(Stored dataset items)

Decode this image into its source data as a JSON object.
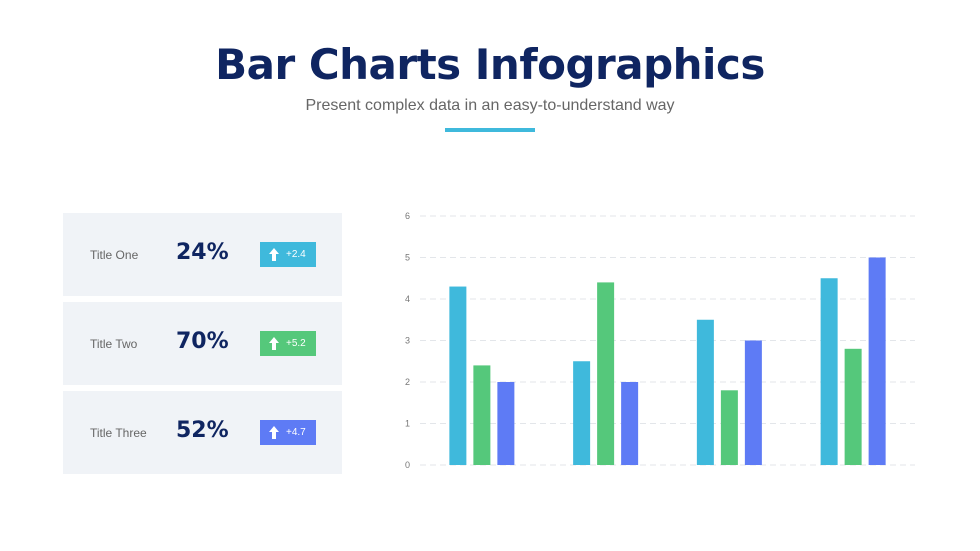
{
  "header": {
    "title": "Bar Charts Infographics",
    "subtitle": "Present complex data in an easy-to-understand way"
  },
  "cards": [
    {
      "label": "Title One",
      "percent": "24%",
      "change": "+2.4",
      "color": "#3fb9dc",
      "icon": "arrow-up-icon"
    },
    {
      "label": "Title Two",
      "percent": "70%",
      "change": "+5.2",
      "color": "#55c87b",
      "icon": "arrow-up-icon"
    },
    {
      "label": "Title Three",
      "percent": "52%",
      "change": "+4.7",
      "color": "#5e7bf5",
      "icon": "arrow-up-icon"
    }
  ],
  "chart_data": {
    "type": "bar",
    "categories": [
      "",
      "",
      "",
      ""
    ],
    "series": [
      {
        "values": [
          4.3,
          2.5,
          3.5,
          4.5
        ],
        "color": "#3fb9dc"
      },
      {
        "values": [
          2.4,
          4.4,
          1.8,
          2.8
        ],
        "color": "#55c87b"
      },
      {
        "values": [
          2,
          2,
          3,
          5
        ],
        "color": "#5e7bf5"
      }
    ],
    "yticks": [
      "0",
      "1",
      "2",
      "3",
      "4",
      "5",
      "6"
    ],
    "ylim": [
      0,
      6
    ],
    "grid": true,
    "legend": "none"
  }
}
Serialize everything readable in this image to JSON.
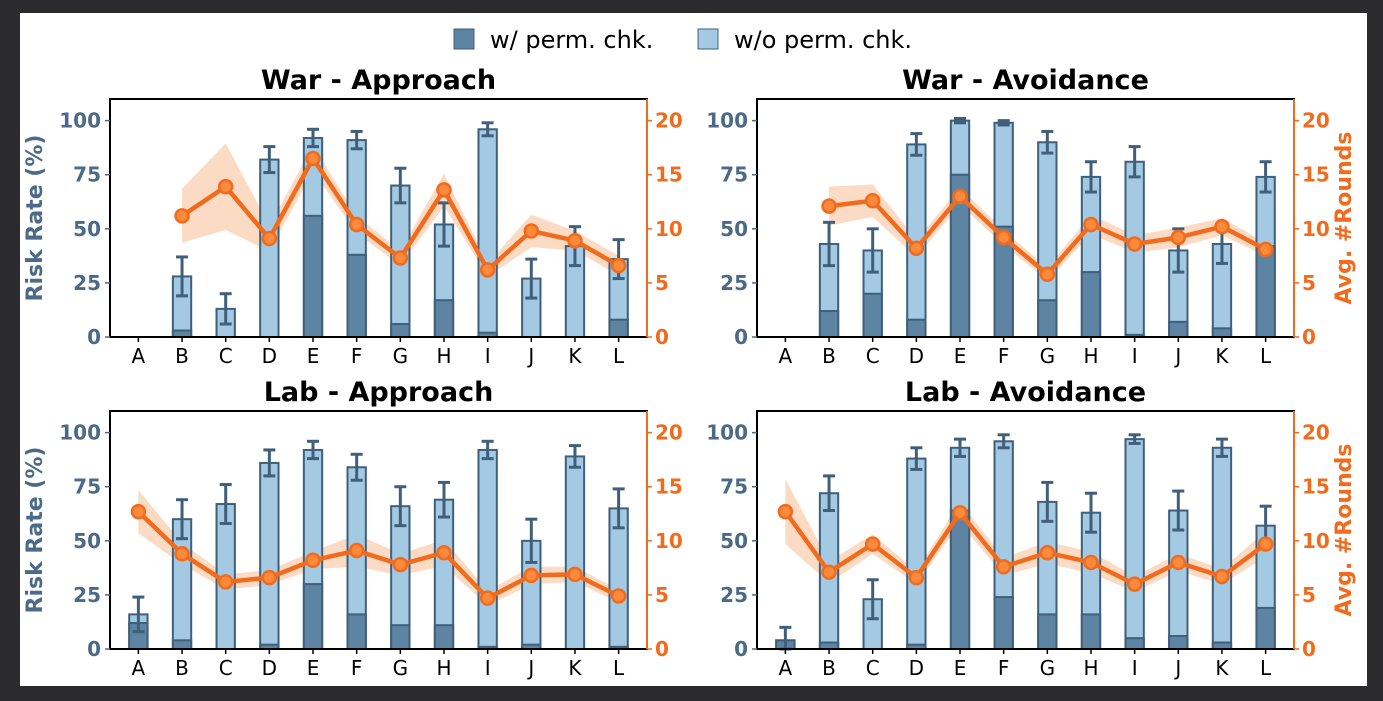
{
  "legend": {
    "with_label": "w/ perm. chk.",
    "without_label": "w/o perm. chk."
  },
  "colors": {
    "with_perm": "#5e84a3",
    "without_perm": "#a3c9e3",
    "bar_edge": "#3f5f7a",
    "rounds_line": "#f26b1d",
    "rounds_band": "#fbcfb0",
    "left_axis": "#4a6a88",
    "right_axis": "#f26b1d"
  },
  "chart_data": [
    {
      "type": "bar",
      "title": "War - Approach",
      "ylabel": "Risk Rate (%)",
      "y2label": "",
      "ylim": [
        0,
        110
      ],
      "y2lim": [
        0,
        22
      ],
      "yticks": [
        0,
        25,
        50,
        75,
        100
      ],
      "y2ticks": [
        0,
        5,
        10,
        15,
        20
      ],
      "categories": [
        "A",
        "B",
        "C",
        "D",
        "E",
        "F",
        "G",
        "H",
        "I",
        "J",
        "K",
        "L"
      ],
      "series": [
        {
          "name": "w/ perm. chk.",
          "values": [
            0,
            3,
            0,
            0,
            56,
            38,
            6,
            17,
            2,
            0,
            0,
            8
          ]
        },
        {
          "name": "w/o perm. chk.",
          "values": [
            0,
            28,
            13,
            82,
            92,
            91,
            70,
            52,
            96,
            27,
            42,
            36
          ],
          "err": [
            0,
            9,
            7,
            6,
            4,
            4,
            8,
            10,
            3,
            9,
            9,
            9
          ]
        }
      ],
      "rounds": {
        "values": [
          null,
          11.2,
          13.9,
          9.1,
          16.5,
          10.4,
          7.3,
          13.6,
          6.2,
          9.8,
          8.9,
          6.6
        ],
        "band": [
          null,
          2.5,
          4.0,
          1.2,
          1.2,
          0.8,
          0.7,
          1.5,
          0.6,
          1.5,
          0.9,
          0.9
        ]
      }
    },
    {
      "type": "bar",
      "title": "War - Avoidance",
      "ylabel": "",
      "y2label": "Avg. #Rounds",
      "ylim": [
        0,
        110
      ],
      "y2lim": [
        0,
        22
      ],
      "yticks": [
        0,
        25,
        50,
        75,
        100
      ],
      "y2ticks": [
        0,
        5,
        10,
        15,
        20
      ],
      "categories": [
        "A",
        "B",
        "C",
        "D",
        "E",
        "F",
        "G",
        "H",
        "I",
        "J",
        "K",
        "L"
      ],
      "series": [
        {
          "name": "w/ perm. chk.",
          "values": [
            0,
            12,
            20,
            8,
            75,
            51,
            17,
            30,
            1,
            7,
            4,
            42
          ]
        },
        {
          "name": "w/o perm. chk.",
          "values": [
            0,
            43,
            40,
            89,
            100,
            99,
            90,
            74,
            81,
            40,
            43,
            74
          ],
          "err": [
            0,
            10,
            10,
            5,
            1,
            1,
            5,
            7,
            7,
            10,
            9,
            7
          ]
        }
      ],
      "rounds": {
        "values": [
          null,
          12.1,
          12.6,
          8.2,
          13.0,
          9.2,
          5.8,
          10.4,
          8.6,
          9.2,
          10.2,
          8.1
        ],
        "band": [
          null,
          1.8,
          1.5,
          0.8,
          0.8,
          0.7,
          0.6,
          0.9,
          0.8,
          0.9,
          0.8,
          0.6
        ]
      }
    },
    {
      "type": "bar",
      "title": "Lab - Approach",
      "ylabel": "Risk Rate (%)",
      "y2label": "",
      "ylim": [
        0,
        110
      ],
      "y2lim": [
        0,
        22
      ],
      "yticks": [
        0,
        25,
        50,
        75,
        100
      ],
      "y2ticks": [
        0,
        5,
        10,
        15,
        20
      ],
      "categories": [
        "A",
        "B",
        "C",
        "D",
        "E",
        "F",
        "G",
        "H",
        "I",
        "J",
        "K",
        "L"
      ],
      "series": [
        {
          "name": "w/ perm. chk.",
          "values": [
            12,
            4,
            0,
            2,
            30,
            16,
            11,
            11,
            1,
            2,
            0,
            1
          ]
        },
        {
          "name": "w/o perm. chk.",
          "values": [
            16,
            60,
            67,
            86,
            92,
            84,
            66,
            69,
            92,
            50,
            89,
            65
          ],
          "err": [
            8,
            9,
            9,
            6,
            4,
            6,
            9,
            8,
            4,
            10,
            5,
            9
          ]
        }
      ],
      "rounds": {
        "values": [
          12.7,
          8.8,
          6.2,
          6.6,
          8.2,
          9.1,
          7.8,
          8.9,
          4.7,
          6.8,
          6.9,
          4.9
        ],
        "band": [
          2.0,
          1.0,
          0.7,
          0.7,
          0.8,
          1.5,
          1.0,
          1.2,
          0.7,
          0.8,
          0.7,
          0.6
        ]
      }
    },
    {
      "type": "bar",
      "title": "Lab - Avoidance",
      "ylabel": "",
      "y2label": "Avg. #Rounds",
      "ylim": [
        0,
        110
      ],
      "y2lim": [
        0,
        22
      ],
      "yticks": [
        0,
        25,
        50,
        75,
        100
      ],
      "y2ticks": [
        0,
        5,
        10,
        15,
        20
      ],
      "categories": [
        "A",
        "B",
        "C",
        "D",
        "E",
        "F",
        "G",
        "H",
        "I",
        "J",
        "K",
        "L"
      ],
      "series": [
        {
          "name": "w/ perm. chk.",
          "values": [
            4,
            3,
            0,
            2,
            64,
            24,
            16,
            16,
            5,
            6,
            3,
            19
          ]
        },
        {
          "name": "w/o perm. chk.",
          "values": [
            4,
            72,
            23,
            88,
            93,
            96,
            68,
            63,
            97,
            64,
            93,
            57
          ],
          "err": [
            6,
            8,
            9,
            5,
            4,
            3,
            9,
            9,
            2,
            9,
            4,
            9
          ]
        }
      ],
      "rounds": {
        "values": [
          12.7,
          7.1,
          9.7,
          6.6,
          12.6,
          7.6,
          8.9,
          8.0,
          6.0,
          8.0,
          6.7,
          9.7
        ],
        "band": [
          3.0,
          1.0,
          0.9,
          0.6,
          1.0,
          0.8,
          1.0,
          1.0,
          0.7,
          0.8,
          0.7,
          1.2
        ]
      }
    }
  ]
}
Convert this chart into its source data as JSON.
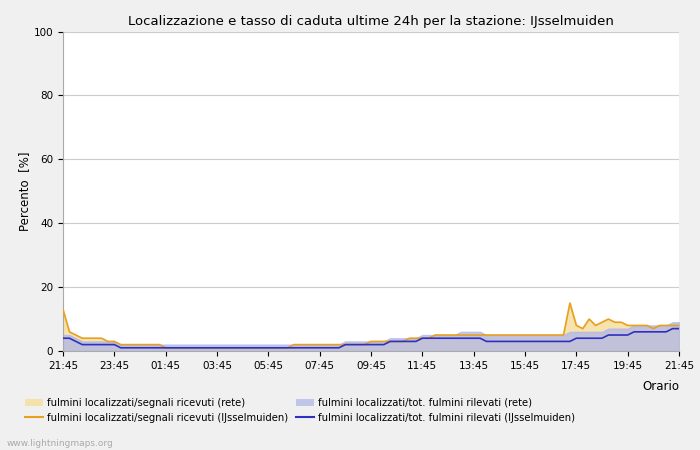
{
  "title": "Localizzazione e tasso di caduta ultime 24h per la stazione: IJsselmuiden",
  "xlabel": "Orario",
  "ylabel": "Percento  [%]",
  "xlim": [
    0,
    96
  ],
  "ylim": [
    0,
    100
  ],
  "yticks": [
    0,
    20,
    40,
    60,
    80,
    100
  ],
  "xtick_labels": [
    "21:45",
    "23:45",
    "01:45",
    "03:45",
    "05:45",
    "07:45",
    "09:45",
    "11:45",
    "13:45",
    "15:45",
    "17:45",
    "19:45",
    "21:45"
  ],
  "xtick_positions": [
    0,
    8,
    16,
    24,
    32,
    40,
    48,
    56,
    64,
    72,
    80,
    88,
    96
  ],
  "bg_color": "#f0f0f0",
  "plot_bg": "#ffffff",
  "grid_color": "#cccccc",
  "watermark": "www.lightningmaps.org",
  "legend": [
    {
      "label": "fulmini localizzati/segnali ricevuti (rete)",
      "type": "fill",
      "color": "#f5dfa0",
      "alpha": 0.85
    },
    {
      "label": "fulmini localizzati/segnali ricevuti (IJsselmuiden)",
      "type": "line",
      "color": "#e8a020",
      "lw": 1.5
    },
    {
      "label": "fulmini localizzati/tot. fulmini rilevati (rete)",
      "type": "fill",
      "color": "#b0b8e8",
      "alpha": 0.75
    },
    {
      "label": "fulmini localizzati/tot. fulmini rilevati (IJsselmuiden)",
      "type": "line",
      "color": "#3030c0",
      "lw": 1.5
    }
  ],
  "orange_line": [
    13,
    6,
    5,
    4,
    4,
    4,
    4,
    3,
    3,
    2,
    2,
    2,
    2,
    2,
    2,
    2,
    1,
    1,
    1,
    1,
    1,
    1,
    1,
    1,
    1,
    1,
    1,
    1,
    1,
    1,
    1,
    1,
    1,
    1,
    1,
    1,
    2,
    2,
    2,
    2,
    2,
    2,
    2,
    2,
    2,
    2,
    2,
    2,
    3,
    3,
    3,
    3,
    3,
    3,
    4,
    4,
    4,
    4,
    5,
    5,
    5,
    5,
    5,
    5,
    5,
    5,
    5,
    5,
    5,
    5,
    5,
    5,
    5,
    5,
    5,
    5,
    5,
    5,
    5,
    15,
    8,
    7,
    10,
    8,
    9,
    10,
    9,
    9,
    8,
    8,
    8,
    8,
    7,
    8,
    8,
    8,
    8
  ],
  "blue_line": [
    4,
    4,
    3,
    2,
    2,
    2,
    2,
    2,
    2,
    1,
    1,
    1,
    1,
    1,
    1,
    1,
    1,
    1,
    1,
    1,
    1,
    1,
    1,
    1,
    1,
    1,
    1,
    1,
    1,
    1,
    1,
    1,
    1,
    1,
    1,
    1,
    1,
    1,
    1,
    1,
    1,
    1,
    1,
    1,
    2,
    2,
    2,
    2,
    2,
    2,
    2,
    3,
    3,
    3,
    3,
    3,
    4,
    4,
    4,
    4,
    4,
    4,
    4,
    4,
    4,
    4,
    3,
    3,
    3,
    3,
    3,
    3,
    3,
    3,
    3,
    3,
    3,
    3,
    3,
    3,
    4,
    4,
    4,
    4,
    4,
    5,
    5,
    5,
    5,
    6,
    6,
    6,
    6,
    6,
    6,
    7,
    7
  ],
  "orange_fill_upper": [
    13,
    6,
    5,
    4,
    4,
    4,
    4,
    3,
    3,
    2,
    2,
    2,
    2,
    2,
    2,
    2,
    1,
    1,
    1,
    1,
    1,
    1,
    1,
    1,
    1,
    1,
    1,
    1,
    1,
    1,
    1,
    1,
    1,
    1,
    1,
    1,
    2,
    2,
    2,
    2,
    2,
    2,
    2,
    2,
    2,
    2,
    2,
    2,
    3,
    3,
    3,
    3,
    3,
    3,
    4,
    4,
    4,
    4,
    5,
    5,
    5,
    5,
    5,
    5,
    5,
    5,
    5,
    5,
    5,
    5,
    5,
    5,
    5,
    5,
    5,
    5,
    5,
    5,
    5,
    15,
    8,
    7,
    10,
    8,
    9,
    10,
    9,
    9,
    8,
    8,
    8,
    8,
    7,
    8,
    8,
    8,
    8
  ],
  "blue_fill_upper": [
    5,
    5,
    4,
    3,
    3,
    3,
    3,
    3,
    3,
    2,
    2,
    2,
    2,
    2,
    2,
    2,
    2,
    2,
    2,
    2,
    2,
    2,
    2,
    2,
    2,
    2,
    2,
    2,
    2,
    2,
    2,
    2,
    2,
    2,
    2,
    2,
    2,
    2,
    2,
    2,
    2,
    2,
    2,
    2,
    3,
    3,
    3,
    3,
    3,
    3,
    3,
    4,
    4,
    4,
    4,
    4,
    5,
    5,
    5,
    5,
    5,
    5,
    6,
    6,
    6,
    6,
    5,
    5,
    5,
    5,
    5,
    5,
    5,
    5,
    5,
    5,
    5,
    5,
    5,
    6,
    6,
    6,
    6,
    6,
    6,
    7,
    7,
    7,
    7,
    8,
    8,
    8,
    8,
    8,
    8,
    9,
    9
  ]
}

[What this task involves] Whenever "IJsselmuiden" turns up in a line, pick that line out.

[Task output]
  "title": "Localizzazione e tasso di caduta ultime 24h per la stazione: IJsselmuiden",
      "label": "fulmini localizzati/segnali ricevuti (IJsselmuiden)",
      "label": "fulmini localizzati/tot. fulmini rilevati (IJsselmuiden)",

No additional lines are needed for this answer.